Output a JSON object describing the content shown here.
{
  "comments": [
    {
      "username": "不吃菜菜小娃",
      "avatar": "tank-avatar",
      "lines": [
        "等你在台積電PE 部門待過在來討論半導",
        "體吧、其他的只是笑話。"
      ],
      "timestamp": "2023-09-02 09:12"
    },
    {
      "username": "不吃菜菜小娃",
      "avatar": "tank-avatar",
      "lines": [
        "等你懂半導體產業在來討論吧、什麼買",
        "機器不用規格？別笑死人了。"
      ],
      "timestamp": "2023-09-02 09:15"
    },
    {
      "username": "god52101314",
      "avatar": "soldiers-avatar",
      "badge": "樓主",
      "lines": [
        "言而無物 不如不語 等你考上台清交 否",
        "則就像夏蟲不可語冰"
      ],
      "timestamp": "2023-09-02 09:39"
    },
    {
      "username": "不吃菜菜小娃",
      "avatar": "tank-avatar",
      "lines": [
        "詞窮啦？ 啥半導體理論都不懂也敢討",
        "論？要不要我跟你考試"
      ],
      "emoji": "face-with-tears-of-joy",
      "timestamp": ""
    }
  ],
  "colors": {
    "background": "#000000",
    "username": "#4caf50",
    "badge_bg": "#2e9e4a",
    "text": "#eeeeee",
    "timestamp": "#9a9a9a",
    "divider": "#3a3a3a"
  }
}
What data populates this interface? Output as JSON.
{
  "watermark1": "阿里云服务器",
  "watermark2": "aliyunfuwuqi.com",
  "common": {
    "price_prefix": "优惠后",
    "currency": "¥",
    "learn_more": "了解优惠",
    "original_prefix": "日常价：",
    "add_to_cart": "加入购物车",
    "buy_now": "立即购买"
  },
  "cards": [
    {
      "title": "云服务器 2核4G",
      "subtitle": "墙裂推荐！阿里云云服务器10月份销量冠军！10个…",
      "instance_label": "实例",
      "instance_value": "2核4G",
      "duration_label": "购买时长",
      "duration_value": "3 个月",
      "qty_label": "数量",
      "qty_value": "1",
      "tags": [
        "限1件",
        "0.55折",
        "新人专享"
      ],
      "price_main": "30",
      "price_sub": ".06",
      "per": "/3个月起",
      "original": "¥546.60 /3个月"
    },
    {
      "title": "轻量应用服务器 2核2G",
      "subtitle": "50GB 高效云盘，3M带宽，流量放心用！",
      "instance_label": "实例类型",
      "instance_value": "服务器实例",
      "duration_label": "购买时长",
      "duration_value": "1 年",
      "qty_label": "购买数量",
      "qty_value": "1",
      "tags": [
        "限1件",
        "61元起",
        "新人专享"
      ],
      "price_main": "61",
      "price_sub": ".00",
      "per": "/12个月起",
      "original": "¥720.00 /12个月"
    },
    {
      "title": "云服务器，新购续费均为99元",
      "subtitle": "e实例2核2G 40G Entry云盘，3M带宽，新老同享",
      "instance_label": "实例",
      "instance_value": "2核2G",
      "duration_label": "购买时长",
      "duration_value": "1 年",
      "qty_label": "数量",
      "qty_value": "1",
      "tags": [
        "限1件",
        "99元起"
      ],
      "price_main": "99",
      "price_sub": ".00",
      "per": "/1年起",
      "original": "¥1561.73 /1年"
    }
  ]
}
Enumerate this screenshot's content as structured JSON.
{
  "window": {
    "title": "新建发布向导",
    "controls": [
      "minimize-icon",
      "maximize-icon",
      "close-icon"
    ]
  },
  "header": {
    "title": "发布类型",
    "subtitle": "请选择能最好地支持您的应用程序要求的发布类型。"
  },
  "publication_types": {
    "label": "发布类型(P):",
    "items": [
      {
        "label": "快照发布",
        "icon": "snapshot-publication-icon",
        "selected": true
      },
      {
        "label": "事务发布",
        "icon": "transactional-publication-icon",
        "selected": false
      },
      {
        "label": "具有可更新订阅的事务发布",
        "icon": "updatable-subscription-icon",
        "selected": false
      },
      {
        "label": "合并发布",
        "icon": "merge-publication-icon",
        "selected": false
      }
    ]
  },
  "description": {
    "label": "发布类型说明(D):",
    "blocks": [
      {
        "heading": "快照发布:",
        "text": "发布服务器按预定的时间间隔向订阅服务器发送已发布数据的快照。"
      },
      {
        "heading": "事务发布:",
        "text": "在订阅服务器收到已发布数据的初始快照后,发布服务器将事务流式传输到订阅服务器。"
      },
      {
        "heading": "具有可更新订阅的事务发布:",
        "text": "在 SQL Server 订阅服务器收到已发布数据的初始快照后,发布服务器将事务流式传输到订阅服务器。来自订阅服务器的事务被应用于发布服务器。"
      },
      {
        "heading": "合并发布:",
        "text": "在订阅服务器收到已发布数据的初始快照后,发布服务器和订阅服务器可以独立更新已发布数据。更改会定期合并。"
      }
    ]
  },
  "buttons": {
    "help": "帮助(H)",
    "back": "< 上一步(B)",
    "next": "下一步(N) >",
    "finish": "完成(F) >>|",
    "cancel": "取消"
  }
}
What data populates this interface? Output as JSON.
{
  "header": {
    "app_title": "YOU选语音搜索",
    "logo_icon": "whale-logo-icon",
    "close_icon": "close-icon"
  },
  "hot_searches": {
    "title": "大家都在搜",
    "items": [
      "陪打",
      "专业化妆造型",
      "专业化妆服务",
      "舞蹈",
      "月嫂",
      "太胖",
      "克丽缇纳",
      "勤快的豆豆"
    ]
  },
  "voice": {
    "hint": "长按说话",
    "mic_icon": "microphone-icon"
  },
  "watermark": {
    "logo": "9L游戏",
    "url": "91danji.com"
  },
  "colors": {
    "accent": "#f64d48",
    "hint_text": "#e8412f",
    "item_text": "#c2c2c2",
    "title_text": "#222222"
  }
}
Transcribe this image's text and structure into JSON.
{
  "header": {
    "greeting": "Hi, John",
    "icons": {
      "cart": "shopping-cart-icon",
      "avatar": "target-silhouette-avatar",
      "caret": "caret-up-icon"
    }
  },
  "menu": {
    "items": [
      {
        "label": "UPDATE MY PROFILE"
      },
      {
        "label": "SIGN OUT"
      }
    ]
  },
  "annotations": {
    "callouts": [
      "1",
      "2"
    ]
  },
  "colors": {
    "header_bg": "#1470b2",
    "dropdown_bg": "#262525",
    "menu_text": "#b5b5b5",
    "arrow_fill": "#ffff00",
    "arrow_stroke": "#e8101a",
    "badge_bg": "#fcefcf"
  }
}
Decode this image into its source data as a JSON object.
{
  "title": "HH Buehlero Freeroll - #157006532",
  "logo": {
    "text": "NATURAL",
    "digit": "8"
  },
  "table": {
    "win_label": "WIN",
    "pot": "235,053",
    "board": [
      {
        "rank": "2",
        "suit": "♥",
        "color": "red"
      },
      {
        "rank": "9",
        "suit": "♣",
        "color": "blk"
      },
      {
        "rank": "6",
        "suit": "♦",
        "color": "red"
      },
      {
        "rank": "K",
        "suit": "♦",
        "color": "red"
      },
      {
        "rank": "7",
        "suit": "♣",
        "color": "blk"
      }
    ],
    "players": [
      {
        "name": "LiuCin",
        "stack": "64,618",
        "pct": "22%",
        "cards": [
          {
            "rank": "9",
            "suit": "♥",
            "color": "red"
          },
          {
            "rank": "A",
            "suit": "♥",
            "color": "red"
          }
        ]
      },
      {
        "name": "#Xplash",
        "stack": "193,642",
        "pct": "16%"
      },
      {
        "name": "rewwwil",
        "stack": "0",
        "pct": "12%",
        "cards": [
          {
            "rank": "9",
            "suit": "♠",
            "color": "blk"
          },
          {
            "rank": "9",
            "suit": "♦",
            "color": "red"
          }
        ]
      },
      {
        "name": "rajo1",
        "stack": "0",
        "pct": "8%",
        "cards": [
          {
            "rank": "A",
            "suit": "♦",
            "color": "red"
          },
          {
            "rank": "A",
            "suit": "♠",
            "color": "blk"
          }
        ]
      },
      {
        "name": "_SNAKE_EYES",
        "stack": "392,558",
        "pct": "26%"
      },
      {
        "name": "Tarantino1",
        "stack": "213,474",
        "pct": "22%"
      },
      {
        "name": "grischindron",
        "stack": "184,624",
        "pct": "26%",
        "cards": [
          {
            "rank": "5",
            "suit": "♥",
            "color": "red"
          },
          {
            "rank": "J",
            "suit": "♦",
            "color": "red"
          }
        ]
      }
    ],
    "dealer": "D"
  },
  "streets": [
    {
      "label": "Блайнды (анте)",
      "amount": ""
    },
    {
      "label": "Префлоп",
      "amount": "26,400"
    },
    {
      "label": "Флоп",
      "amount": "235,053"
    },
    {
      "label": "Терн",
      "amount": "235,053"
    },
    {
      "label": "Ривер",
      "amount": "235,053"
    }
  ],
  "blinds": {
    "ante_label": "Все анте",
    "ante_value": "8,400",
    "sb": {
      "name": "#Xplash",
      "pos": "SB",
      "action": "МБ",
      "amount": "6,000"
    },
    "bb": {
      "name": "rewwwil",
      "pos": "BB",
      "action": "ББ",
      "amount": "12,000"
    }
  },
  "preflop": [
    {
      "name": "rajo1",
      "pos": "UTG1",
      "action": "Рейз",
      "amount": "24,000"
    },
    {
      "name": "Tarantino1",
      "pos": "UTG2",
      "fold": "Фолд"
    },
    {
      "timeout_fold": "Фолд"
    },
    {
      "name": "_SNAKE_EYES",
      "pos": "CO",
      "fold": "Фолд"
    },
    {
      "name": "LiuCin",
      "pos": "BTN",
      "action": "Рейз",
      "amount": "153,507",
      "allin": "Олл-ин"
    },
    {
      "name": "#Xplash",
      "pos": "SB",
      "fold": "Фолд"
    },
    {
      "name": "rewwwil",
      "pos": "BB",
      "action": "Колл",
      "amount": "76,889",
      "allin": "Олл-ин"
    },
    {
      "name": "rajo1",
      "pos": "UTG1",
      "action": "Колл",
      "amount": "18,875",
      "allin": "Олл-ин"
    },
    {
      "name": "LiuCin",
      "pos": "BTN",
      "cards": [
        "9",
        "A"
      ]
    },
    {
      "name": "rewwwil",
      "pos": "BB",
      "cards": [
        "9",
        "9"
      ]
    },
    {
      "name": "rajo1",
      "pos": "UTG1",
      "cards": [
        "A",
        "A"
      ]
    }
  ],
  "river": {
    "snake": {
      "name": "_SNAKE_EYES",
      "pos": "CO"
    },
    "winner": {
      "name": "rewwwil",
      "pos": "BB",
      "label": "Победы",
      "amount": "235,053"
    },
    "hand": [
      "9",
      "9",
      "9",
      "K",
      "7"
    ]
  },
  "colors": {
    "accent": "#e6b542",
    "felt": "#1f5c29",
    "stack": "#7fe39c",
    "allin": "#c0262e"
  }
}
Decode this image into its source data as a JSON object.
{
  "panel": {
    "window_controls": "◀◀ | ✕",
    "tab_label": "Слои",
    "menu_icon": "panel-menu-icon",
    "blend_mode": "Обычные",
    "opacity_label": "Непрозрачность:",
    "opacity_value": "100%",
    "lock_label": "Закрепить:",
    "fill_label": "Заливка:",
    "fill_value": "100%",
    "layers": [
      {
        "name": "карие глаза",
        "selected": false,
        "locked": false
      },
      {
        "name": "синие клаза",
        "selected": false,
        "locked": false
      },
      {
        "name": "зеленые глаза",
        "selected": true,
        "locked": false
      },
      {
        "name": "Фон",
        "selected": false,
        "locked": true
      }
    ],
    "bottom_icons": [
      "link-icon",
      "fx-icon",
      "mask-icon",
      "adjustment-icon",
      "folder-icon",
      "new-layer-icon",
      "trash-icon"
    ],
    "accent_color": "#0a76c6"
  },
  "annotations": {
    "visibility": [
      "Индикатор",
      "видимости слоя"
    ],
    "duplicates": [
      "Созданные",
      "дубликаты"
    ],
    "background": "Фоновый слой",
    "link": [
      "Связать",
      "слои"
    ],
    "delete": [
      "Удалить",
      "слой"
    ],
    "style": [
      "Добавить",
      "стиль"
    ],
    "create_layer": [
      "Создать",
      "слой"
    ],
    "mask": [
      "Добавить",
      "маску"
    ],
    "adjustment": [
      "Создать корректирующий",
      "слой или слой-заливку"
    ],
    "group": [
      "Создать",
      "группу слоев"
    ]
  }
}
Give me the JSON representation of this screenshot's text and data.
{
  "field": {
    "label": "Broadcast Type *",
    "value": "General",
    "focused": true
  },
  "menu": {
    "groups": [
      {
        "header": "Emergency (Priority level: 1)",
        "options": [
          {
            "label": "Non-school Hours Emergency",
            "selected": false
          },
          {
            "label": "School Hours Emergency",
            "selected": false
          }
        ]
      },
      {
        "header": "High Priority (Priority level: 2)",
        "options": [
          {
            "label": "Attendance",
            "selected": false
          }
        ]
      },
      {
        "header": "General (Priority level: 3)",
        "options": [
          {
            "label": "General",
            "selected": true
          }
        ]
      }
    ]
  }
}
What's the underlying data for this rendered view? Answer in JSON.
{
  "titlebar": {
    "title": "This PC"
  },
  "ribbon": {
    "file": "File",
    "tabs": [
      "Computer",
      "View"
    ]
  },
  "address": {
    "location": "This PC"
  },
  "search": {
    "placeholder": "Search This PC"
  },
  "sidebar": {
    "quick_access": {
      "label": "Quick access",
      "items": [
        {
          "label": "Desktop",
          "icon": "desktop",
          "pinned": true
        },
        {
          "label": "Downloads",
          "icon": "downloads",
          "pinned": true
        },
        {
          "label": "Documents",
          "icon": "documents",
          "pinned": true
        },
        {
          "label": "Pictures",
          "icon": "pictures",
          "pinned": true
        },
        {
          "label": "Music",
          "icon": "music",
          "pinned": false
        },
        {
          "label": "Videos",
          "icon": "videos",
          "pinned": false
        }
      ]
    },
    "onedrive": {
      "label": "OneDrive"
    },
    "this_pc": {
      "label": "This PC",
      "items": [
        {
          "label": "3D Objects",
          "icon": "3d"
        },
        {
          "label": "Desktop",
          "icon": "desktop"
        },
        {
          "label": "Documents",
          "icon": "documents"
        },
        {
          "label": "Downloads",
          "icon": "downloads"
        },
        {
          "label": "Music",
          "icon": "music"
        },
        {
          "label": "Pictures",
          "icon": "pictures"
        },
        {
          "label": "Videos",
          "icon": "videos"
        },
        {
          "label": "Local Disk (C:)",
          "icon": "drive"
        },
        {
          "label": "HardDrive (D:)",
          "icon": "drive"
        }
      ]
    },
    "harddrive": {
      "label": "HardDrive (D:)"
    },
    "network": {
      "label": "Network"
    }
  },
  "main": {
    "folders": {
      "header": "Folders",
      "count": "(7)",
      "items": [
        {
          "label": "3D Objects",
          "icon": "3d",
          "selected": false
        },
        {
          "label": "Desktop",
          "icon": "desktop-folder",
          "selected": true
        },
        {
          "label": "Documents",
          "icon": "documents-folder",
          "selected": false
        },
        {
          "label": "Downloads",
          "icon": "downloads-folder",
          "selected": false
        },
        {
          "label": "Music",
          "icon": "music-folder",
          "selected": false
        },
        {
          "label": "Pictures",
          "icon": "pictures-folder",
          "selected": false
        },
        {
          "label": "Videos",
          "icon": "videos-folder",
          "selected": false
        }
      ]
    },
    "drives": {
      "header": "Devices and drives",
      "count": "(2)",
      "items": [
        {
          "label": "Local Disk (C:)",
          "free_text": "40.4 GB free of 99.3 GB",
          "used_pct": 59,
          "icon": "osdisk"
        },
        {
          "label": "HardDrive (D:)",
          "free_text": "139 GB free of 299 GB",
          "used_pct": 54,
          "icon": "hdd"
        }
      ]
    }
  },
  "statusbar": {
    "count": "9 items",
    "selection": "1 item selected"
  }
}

__Do this__:
In the listing above, find each line with the word "subtitle" and copy it.

__Problem solution__:
      "subtitle": "墙裂推荐！阿里云云服务器10月份销量冠军！10个…",
      "subtitle": "50GB 高效云盘，3M带宽，流量放心用！",
      "subtitle": "e实例2核2G 40G Entry云盘，3M带宽，新老同享",
    "subtitle": "请选择能最好地支持您的应用程序要求的发布类型。"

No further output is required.